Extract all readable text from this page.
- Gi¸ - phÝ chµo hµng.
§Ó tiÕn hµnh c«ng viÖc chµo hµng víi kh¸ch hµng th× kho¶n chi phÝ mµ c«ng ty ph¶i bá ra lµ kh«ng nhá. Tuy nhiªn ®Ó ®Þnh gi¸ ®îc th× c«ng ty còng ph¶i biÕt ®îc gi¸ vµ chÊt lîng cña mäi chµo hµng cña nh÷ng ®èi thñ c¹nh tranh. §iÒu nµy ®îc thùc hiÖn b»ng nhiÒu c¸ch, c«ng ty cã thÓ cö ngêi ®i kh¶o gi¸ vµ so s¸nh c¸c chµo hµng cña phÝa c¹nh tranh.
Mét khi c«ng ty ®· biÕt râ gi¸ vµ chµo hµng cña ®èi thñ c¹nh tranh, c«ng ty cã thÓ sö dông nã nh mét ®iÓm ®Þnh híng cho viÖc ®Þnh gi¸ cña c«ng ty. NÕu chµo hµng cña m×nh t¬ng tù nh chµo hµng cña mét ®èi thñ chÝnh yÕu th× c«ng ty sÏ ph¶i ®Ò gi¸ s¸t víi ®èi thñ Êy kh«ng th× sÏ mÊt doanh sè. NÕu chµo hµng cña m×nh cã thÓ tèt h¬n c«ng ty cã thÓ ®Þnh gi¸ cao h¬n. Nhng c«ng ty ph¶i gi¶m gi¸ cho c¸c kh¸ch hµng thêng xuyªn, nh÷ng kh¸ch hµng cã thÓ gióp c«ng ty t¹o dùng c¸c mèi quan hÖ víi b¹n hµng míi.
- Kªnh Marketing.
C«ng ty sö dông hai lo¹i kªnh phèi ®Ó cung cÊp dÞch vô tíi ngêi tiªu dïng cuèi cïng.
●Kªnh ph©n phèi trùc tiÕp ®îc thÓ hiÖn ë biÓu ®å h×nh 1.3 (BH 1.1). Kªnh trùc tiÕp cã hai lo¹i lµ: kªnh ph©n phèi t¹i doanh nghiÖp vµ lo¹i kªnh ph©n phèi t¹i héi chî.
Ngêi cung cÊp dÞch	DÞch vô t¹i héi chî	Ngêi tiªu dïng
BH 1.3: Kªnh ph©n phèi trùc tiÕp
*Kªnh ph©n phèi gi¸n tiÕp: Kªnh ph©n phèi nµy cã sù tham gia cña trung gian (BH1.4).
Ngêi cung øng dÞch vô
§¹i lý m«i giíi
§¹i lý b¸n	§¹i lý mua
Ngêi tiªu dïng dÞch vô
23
#####
§ Aim of the task:
Copy out the whole listing exactly.

§ Result:
Extract all readable text from this page.
- Gi¸ - phÝ chµo hµng.
§Ó tiÕn hµnh c«ng viÖc chµo hµng víi kh¸ch hµng th× kho¶n chi phÝ mµ c«ng ty ph¶i bá ra lµ kh«ng nhá. Tuy nhiªn ®Ó ®Þnh gi¸ ®îc th× c«ng ty còng ph¶i biÕt ®îc gi¸ vµ chÊt lîng cña mäi chµo hµng cña nh÷ng ®èi thñ c¹nh tranh. §iÒu nµy ®îc thùc hiÖn b»ng nhiÒu c¸ch, c«ng ty cã thÓ cö ngêi ®i kh¶o gi¸ vµ so s¸nh c¸c chµo hµng cña phÝa c¹nh tranh.
Mét khi c«ng ty ®· biÕt râ gi¸ vµ chµo hµng cña ®èi thñ c¹nh tranh, c«ng ty cã thÓ sö dông nã nh mét ®iÓm ®Þnh híng cho viÖc ®Þnh gi¸ cña c«ng ty. NÕu chµo hµng cña m×nh t¬ng tù nh chµo hµng cña mét ®èi thñ chÝnh yÕu th× c«ng ty sÏ ph¶i ®Ò gi¸ s¸t víi ®èi thñ Êy kh«ng th× sÏ mÊt doanh sè. NÕu chµo hµng cña m×nh cã thÓ tèt h¬n c«ng ty cã thÓ ®Þnh gi¸ cao h¬n. Nhng c«ng ty ph¶i gi¶m gi¸ cho c¸c kh¸ch hµng thêng xuyªn, nh÷ng kh¸ch hµng cã thÓ gióp c«ng ty t¹o dùng c¸c mèi quan hÖ víi b¹n hµng míi.
- Kªnh Marketing.
C«ng ty sö dông hai lo¹i kªnh phèi ®Ó cung cÊp dÞch vô tíi ngêi tiªu dïng cuèi cïng.
●Kªnh ph©n phèi trùc tiÕp ®îc thÓ hiÖn ë biÓu ®å h×nh 1.3 (BH 1.1). Kªnh trùc tiÕp cã hai lo¹i lµ: kªnh ph©n phèi t¹i doanh nghiÖp vµ lo¹i kªnh ph©n phèi t¹i héi chî.
Ngêi cung cÊp dÞch	DÞch vô t¹i héi chî	Ngêi tiªu dïng
BH 1.3: Kªnh ph©n phèi trùc tiÕp
*Kªnh ph©n phèi gi¸n tiÕp: Kªnh ph©n phèi nµy cã sù tham gia cña trung gian (BH1.4).
Ngêi cung øng dÞch vô
§¹i lý m«i giíi
§¹i lý b¸n	§¹i lý mua
Ngêi tiªu dïng dÞch vô
23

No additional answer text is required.